• Aim: Below are records; count the lines that contain "JSON" and give only the total.

• Source records:
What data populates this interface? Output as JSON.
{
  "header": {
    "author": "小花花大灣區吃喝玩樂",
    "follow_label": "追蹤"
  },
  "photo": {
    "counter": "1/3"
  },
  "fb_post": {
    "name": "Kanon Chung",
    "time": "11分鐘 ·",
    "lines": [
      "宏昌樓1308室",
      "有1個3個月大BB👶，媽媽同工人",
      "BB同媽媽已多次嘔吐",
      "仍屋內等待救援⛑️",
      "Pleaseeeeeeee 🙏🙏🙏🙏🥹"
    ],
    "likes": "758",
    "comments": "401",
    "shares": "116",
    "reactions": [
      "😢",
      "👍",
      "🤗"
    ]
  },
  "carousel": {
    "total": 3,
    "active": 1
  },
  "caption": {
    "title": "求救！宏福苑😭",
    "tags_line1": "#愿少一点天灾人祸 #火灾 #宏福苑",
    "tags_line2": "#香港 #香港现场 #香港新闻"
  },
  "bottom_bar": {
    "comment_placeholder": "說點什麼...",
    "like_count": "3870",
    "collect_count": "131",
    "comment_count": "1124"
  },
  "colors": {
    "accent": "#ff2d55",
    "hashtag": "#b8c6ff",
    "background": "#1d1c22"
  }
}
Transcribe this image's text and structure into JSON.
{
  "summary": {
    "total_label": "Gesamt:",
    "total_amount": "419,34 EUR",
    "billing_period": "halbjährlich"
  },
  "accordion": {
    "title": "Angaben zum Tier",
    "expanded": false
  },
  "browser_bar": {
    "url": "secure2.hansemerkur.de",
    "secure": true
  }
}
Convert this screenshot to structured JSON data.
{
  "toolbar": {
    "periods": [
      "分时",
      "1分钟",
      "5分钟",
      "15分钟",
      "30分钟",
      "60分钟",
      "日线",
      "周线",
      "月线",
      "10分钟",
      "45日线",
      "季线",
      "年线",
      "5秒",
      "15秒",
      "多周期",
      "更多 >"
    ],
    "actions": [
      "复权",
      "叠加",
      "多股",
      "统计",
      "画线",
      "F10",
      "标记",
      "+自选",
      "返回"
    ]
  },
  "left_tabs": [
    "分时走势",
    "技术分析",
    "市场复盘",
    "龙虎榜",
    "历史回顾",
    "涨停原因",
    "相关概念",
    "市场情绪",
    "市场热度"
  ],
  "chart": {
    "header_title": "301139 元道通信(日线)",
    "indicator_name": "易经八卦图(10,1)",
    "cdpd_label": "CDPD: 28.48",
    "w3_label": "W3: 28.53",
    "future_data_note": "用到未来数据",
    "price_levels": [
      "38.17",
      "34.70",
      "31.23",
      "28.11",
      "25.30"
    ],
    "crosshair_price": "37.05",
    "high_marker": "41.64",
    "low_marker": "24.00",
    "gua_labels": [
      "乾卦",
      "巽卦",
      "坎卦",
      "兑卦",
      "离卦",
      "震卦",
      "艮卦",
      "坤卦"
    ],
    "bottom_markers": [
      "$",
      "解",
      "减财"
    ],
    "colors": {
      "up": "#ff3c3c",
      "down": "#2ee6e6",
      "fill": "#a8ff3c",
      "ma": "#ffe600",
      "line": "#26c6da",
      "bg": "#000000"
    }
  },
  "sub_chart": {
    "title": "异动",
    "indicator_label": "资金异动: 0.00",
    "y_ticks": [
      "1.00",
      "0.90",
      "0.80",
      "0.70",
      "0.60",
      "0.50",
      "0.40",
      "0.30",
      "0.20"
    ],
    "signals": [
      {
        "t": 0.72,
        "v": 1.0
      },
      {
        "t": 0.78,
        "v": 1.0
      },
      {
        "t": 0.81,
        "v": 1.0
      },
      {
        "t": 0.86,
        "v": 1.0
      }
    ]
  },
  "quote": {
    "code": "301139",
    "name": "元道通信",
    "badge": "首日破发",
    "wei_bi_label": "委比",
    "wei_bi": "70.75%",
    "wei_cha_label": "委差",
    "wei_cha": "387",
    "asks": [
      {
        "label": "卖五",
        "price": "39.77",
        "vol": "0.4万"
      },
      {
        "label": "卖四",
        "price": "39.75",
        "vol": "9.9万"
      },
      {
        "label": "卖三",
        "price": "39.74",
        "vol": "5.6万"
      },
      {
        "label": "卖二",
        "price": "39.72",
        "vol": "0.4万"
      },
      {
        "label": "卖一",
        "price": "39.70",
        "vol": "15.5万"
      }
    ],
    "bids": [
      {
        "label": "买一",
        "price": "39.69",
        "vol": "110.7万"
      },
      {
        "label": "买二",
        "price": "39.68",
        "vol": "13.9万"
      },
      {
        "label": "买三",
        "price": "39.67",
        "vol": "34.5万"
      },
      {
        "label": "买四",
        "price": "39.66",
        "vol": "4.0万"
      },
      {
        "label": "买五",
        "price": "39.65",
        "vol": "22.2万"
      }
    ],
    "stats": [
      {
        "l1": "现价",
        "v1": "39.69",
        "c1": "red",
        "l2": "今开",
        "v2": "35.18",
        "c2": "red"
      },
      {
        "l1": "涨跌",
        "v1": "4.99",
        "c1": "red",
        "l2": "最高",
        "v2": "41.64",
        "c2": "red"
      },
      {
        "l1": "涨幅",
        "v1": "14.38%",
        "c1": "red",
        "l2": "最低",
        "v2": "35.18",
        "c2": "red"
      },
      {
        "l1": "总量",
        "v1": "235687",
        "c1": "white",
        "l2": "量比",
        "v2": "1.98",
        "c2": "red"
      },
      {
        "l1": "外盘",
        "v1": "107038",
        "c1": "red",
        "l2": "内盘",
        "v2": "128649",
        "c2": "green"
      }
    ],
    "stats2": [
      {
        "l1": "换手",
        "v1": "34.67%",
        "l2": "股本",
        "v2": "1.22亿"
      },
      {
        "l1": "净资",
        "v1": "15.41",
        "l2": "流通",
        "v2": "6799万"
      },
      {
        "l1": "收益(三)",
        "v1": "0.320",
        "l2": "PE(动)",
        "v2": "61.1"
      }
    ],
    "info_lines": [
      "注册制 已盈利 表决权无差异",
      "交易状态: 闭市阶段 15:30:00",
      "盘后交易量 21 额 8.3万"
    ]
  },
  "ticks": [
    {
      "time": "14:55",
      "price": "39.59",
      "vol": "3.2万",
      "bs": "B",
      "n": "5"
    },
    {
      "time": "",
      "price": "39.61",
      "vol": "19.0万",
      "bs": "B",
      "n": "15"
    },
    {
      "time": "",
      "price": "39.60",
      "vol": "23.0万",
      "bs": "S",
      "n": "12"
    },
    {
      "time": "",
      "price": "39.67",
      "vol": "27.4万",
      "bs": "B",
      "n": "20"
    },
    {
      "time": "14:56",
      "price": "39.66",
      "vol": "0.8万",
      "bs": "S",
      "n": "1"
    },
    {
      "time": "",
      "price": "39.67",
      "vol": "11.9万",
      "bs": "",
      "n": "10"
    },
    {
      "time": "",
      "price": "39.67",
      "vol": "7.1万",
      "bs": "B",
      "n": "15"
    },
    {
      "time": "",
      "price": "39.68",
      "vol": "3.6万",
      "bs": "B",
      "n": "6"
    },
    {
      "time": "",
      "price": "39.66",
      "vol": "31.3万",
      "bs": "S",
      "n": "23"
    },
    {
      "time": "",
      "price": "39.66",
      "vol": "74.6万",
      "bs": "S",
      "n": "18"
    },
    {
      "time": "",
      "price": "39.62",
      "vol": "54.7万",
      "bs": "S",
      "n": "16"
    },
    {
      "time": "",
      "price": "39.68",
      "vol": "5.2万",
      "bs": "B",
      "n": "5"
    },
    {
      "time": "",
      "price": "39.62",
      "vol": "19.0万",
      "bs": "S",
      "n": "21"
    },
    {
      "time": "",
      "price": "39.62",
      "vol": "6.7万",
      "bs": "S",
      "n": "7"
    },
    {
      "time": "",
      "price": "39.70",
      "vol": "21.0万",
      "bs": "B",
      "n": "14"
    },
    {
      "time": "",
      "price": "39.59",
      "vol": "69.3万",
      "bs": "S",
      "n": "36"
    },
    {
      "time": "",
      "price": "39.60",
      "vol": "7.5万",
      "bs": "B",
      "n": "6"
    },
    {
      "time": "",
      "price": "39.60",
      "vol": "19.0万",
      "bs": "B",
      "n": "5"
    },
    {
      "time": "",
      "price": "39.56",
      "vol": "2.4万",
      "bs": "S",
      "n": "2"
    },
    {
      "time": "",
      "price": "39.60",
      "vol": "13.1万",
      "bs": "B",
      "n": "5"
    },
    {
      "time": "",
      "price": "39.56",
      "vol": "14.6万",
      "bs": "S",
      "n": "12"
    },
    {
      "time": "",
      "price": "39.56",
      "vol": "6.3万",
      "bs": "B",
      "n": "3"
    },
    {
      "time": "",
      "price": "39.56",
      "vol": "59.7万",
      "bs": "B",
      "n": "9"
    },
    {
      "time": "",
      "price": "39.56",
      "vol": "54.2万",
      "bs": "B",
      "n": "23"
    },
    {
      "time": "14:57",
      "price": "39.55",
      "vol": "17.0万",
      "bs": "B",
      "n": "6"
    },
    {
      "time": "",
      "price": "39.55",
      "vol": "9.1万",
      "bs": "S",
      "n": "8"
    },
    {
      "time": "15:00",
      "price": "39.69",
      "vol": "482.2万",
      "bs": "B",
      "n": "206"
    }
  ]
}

• Final answer: 3